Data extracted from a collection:
——————
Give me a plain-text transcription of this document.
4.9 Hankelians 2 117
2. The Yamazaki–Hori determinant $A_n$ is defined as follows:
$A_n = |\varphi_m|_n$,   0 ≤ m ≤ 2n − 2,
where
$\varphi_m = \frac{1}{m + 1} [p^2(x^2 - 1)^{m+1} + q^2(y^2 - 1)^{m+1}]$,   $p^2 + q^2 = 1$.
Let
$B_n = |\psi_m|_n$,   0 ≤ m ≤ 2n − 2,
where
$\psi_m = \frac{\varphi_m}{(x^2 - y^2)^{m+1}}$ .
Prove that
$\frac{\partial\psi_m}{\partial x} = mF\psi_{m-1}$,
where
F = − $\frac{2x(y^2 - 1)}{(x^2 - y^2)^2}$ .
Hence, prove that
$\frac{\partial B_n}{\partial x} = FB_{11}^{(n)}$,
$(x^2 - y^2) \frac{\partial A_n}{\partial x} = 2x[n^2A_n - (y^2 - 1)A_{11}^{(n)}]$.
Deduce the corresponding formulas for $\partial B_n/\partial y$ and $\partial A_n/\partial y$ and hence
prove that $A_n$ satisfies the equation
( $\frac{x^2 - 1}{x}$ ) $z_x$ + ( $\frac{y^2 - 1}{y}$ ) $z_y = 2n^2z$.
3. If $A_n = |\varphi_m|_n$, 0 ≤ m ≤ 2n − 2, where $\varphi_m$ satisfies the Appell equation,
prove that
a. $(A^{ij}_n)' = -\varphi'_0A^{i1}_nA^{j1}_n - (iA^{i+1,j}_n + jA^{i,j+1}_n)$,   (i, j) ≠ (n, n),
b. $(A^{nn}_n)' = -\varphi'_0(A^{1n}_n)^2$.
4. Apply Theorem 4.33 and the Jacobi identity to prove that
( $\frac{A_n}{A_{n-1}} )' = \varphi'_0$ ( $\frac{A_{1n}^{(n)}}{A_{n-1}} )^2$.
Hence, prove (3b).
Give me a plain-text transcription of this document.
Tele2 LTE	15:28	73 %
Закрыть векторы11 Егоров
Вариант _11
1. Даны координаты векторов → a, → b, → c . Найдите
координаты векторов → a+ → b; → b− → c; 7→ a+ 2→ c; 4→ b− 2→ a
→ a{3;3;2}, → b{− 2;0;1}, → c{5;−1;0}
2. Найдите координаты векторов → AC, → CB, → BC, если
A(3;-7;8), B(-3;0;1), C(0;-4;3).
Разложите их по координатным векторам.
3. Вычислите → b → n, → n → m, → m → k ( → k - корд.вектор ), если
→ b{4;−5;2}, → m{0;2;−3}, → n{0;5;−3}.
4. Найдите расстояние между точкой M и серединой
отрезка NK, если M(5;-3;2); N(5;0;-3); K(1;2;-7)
——————
What you will do ::
Type out the whole listing above again, exactly as it stands.

Output of the exercise ::
Give me a plain-text transcription of this document.
4.9 Hankelians 2 117
2. The Yamazaki–Hori determinant $A_n$ is defined as follows:
$A_n = |\varphi_m|_n$,   0 ≤ m ≤ 2n − 2,
where
$\varphi_m = \frac{1}{m + 1} [p^2(x^2 - 1)^{m+1} + q^2(y^2 - 1)^{m+1}]$,   $p^2 + q^2 = 1$.
Let
$B_n = |\psi_m|_n$,   0 ≤ m ≤ 2n − 2,
where
$\psi_m = \frac{\varphi_m}{(x^2 - y^2)^{m+1}}$ .
Prove that
$\frac{\partial\psi_m}{\partial x} = mF\psi_{m-1}$,
where
F = − $\frac{2x(y^2 - 1)}{(x^2 - y^2)^2}$ .
Hence, prove that
$\frac{\partial B_n}{\partial x} = FB_{11}^{(n)}$,
$(x^2 - y^2) \frac{\partial A_n}{\partial x} = 2x[n^2A_n - (y^2 - 1)A_{11}^{(n)}]$.
Deduce the corresponding formulas for $\partial B_n/\partial y$ and $\partial A_n/\partial y$ and hence
prove that $A_n$ satisfies the equation
( $\frac{x^2 - 1}{x}$ ) $z_x$ + ( $\frac{y^2 - 1}{y}$ ) $z_y = 2n^2z$.
3. If $A_n = |\varphi_m|_n$, 0 ≤ m ≤ 2n − 2, where $\varphi_m$ satisfies the Appell equation,
prove that
a. $(A^{ij}_n)' = -\varphi'_0A^{i1}_nA^{j1}_n - (iA^{i+1,j}_n + jA^{i,j+1}_n)$,   (i, j) ≠ (n, n),
b. $(A^{nn}_n)' = -\varphi'_0(A^{1n}_n)^2$.
4. Apply Theorem 4.33 and the Jacobi identity to prove that
( $\frac{A_n}{A_{n-1}} )' = \varphi'_0$ ( $\frac{A_{1n}^{(n)}}{A_{n-1}} )^2$.
Hence, prove (3b).
Give me a plain-text transcription of this document.
Tele2 LTE	15:28	73 %
Закрыть векторы11 Егоров
Вариант _11
1. Даны координаты векторов → a, → b, → c . Найдите
координаты векторов → a+ → b; → b− → c; 7→ a+ 2→ c; 4→ b− 2→ a
→ a{3;3;2}, → b{− 2;0;1}, → c{5;−1;0}
2. Найдите координаты векторов → AC, → CB, → BC, если
A(3;-7;8), B(-3;0;1), C(0;-4;3).
Разложите их по координатным векторам.
3. Вычислите → b → n, → n → m, → m → k ( → k - корд.вектор ), если
→ b{4;−5;2}, → m{0;2;−3}, → n{0;5;−3}.
4. Найдите расстояние между точкой M и серединой
отрезка NK, если M(5;-3;2); N(5;0;-3); K(1;2;-7)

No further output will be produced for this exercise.